Figure collection entries:
+---+
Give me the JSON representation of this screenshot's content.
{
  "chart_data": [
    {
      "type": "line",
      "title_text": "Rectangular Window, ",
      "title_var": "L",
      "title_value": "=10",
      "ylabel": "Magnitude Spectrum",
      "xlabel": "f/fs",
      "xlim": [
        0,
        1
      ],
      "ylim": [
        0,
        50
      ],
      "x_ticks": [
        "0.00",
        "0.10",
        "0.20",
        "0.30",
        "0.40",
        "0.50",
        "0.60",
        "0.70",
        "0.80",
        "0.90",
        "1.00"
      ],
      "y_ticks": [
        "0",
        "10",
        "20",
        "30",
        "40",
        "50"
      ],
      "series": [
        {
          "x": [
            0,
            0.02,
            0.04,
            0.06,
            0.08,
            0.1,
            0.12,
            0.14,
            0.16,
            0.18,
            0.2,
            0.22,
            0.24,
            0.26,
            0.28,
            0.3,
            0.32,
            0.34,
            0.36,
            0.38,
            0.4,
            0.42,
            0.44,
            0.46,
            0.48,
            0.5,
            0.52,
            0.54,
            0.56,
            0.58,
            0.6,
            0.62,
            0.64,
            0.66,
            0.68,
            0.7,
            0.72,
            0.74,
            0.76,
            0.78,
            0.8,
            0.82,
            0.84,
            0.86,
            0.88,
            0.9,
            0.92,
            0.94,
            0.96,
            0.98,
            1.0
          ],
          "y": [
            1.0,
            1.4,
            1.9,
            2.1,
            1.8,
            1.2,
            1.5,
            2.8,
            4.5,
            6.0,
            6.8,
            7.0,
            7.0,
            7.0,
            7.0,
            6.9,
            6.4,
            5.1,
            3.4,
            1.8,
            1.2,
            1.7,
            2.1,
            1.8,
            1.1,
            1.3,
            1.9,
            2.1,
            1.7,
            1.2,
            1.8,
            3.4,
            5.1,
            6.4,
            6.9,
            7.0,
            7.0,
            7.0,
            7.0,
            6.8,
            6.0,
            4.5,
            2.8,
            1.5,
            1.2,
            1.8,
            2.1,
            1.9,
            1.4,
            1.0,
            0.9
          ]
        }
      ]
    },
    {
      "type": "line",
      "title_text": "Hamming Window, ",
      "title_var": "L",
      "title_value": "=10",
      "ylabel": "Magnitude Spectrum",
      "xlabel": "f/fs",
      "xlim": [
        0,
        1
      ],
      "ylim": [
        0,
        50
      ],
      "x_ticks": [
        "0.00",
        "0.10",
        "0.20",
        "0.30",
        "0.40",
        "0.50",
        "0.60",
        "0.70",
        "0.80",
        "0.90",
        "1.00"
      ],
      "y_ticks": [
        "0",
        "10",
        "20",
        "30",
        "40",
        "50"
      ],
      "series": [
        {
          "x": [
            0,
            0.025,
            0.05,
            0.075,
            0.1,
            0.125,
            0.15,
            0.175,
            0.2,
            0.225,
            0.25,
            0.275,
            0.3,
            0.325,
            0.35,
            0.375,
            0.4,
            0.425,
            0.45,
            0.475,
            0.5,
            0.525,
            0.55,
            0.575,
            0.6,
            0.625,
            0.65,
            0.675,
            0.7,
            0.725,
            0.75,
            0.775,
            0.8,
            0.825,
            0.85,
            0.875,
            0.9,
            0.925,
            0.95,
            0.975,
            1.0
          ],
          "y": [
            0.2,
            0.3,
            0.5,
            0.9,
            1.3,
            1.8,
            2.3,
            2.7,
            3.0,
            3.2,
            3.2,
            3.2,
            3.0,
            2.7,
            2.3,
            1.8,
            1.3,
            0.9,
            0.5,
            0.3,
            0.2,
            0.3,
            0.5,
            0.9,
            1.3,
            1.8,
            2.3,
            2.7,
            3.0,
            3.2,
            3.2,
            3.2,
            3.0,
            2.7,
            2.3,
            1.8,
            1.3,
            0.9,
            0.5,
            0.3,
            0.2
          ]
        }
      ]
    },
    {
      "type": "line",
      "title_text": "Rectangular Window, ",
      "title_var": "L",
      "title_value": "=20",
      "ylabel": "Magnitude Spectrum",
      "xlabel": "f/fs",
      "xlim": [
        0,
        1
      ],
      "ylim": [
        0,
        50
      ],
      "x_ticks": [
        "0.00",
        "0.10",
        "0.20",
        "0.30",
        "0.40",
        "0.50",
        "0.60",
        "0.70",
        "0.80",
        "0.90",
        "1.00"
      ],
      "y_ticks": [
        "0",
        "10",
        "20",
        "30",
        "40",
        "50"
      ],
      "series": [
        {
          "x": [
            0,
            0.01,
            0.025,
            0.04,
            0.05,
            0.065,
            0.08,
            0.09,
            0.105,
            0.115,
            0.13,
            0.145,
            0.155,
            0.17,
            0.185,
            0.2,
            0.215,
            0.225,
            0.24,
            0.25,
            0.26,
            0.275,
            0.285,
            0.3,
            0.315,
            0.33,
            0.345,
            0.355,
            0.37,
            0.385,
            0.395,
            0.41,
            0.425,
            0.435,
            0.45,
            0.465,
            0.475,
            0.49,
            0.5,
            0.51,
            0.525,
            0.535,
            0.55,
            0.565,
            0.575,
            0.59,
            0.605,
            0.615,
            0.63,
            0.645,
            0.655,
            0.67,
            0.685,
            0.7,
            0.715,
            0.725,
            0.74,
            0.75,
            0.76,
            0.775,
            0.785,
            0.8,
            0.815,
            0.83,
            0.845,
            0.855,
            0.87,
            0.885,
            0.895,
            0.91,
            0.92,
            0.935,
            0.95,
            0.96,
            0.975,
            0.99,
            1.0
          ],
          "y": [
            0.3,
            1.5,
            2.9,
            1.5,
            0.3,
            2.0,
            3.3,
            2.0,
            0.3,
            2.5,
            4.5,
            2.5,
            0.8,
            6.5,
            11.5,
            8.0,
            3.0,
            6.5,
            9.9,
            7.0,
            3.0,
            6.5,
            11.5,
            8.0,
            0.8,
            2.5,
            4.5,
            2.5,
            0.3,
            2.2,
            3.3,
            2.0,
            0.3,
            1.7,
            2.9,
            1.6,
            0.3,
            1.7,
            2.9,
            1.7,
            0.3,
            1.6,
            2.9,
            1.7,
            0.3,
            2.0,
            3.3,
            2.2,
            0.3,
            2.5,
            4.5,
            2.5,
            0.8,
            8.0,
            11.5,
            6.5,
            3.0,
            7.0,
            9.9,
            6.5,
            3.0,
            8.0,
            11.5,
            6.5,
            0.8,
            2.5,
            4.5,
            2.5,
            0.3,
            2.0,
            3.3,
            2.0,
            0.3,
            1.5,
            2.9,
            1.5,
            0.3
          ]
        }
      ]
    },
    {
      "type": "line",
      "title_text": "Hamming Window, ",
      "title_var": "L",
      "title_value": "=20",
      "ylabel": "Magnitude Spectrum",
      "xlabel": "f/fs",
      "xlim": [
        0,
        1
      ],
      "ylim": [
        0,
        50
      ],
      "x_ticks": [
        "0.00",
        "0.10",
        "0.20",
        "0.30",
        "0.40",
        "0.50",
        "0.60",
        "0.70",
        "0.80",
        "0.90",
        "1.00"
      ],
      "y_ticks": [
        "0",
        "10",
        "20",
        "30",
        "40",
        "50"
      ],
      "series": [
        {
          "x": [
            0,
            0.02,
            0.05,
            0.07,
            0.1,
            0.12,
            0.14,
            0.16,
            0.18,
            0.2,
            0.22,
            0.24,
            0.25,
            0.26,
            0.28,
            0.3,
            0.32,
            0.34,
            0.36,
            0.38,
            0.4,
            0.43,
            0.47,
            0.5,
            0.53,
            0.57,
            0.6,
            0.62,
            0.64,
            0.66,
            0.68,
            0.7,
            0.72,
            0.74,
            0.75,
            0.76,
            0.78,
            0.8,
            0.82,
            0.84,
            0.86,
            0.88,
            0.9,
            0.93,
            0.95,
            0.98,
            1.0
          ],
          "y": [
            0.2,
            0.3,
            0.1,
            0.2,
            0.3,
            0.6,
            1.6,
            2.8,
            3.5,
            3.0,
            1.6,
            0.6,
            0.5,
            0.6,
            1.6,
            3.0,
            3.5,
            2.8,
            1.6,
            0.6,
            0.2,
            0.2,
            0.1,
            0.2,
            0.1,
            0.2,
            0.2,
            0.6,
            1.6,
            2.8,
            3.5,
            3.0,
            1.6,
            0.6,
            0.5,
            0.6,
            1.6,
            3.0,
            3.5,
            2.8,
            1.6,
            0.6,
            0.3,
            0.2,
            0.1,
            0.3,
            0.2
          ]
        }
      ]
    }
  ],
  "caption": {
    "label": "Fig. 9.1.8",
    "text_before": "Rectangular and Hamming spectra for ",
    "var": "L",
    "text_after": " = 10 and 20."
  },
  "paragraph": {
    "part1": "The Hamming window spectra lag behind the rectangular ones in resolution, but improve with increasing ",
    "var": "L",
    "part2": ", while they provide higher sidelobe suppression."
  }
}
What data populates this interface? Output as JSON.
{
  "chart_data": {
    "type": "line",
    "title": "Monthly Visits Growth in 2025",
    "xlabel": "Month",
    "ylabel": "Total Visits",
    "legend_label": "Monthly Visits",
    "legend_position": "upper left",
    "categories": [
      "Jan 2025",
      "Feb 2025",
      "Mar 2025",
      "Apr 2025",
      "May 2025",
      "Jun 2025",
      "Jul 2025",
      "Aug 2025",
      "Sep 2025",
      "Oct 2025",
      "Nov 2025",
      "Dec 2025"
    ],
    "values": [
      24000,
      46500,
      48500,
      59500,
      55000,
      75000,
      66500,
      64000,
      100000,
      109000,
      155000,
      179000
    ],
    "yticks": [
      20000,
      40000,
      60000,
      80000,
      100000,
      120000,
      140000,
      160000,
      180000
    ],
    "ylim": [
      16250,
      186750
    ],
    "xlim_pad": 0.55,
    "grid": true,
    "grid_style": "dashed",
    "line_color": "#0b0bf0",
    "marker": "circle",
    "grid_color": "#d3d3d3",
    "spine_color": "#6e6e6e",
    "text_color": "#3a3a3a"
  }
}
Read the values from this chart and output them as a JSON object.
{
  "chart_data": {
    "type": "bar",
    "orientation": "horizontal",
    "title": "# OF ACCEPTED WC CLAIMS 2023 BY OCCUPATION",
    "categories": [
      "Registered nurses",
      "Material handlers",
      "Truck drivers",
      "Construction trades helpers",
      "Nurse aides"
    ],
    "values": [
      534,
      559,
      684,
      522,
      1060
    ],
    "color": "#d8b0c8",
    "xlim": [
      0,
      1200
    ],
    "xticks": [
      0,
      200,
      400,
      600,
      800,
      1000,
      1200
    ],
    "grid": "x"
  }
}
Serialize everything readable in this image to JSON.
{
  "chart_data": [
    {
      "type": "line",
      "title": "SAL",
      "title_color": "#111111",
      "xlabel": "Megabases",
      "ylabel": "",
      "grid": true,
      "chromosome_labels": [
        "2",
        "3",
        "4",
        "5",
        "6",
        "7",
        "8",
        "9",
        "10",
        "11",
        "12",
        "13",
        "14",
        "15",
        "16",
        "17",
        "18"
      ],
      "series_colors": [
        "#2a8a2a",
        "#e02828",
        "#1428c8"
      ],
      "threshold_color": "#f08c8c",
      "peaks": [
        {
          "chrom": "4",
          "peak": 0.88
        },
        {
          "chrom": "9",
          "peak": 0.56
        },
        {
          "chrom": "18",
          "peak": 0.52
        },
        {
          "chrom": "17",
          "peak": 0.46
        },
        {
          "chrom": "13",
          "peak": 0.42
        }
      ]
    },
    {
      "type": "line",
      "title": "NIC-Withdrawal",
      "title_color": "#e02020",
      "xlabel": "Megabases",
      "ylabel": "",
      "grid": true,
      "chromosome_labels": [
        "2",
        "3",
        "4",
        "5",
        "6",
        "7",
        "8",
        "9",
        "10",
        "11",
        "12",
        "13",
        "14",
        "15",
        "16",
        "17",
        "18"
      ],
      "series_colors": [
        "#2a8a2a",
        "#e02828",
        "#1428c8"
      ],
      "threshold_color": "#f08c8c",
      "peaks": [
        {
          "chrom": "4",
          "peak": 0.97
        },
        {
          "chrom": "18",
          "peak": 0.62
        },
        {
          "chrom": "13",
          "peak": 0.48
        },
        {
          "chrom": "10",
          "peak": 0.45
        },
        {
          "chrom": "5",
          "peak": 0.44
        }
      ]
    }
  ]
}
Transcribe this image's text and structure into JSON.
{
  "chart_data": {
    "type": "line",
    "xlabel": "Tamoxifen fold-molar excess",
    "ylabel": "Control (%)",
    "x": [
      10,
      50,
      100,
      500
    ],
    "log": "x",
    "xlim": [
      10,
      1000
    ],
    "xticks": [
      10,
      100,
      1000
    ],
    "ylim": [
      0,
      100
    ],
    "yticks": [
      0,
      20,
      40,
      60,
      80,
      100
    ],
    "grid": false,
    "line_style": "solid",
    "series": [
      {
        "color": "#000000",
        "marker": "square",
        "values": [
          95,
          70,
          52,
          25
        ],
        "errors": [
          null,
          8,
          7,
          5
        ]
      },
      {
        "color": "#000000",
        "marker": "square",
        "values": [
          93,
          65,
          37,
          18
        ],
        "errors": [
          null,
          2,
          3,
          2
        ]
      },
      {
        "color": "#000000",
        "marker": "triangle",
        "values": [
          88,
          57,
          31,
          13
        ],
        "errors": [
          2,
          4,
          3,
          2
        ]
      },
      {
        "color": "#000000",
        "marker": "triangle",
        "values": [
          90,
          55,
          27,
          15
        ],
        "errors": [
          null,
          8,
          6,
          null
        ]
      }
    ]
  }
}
+---+
WRITTEN TASK: Go through the entries above and pull out each line with "Hamming" in it.

EXERCISE ANSWER:
      "title_text": "Hamming Window, ",
      "title_text": "Hamming Window, ",
    "text_before": "Rectangular and Hamming spectra for ",
    "part1": "The Hamming window spectra lag behind the rectangular ones in resolution, but improve with increasing ",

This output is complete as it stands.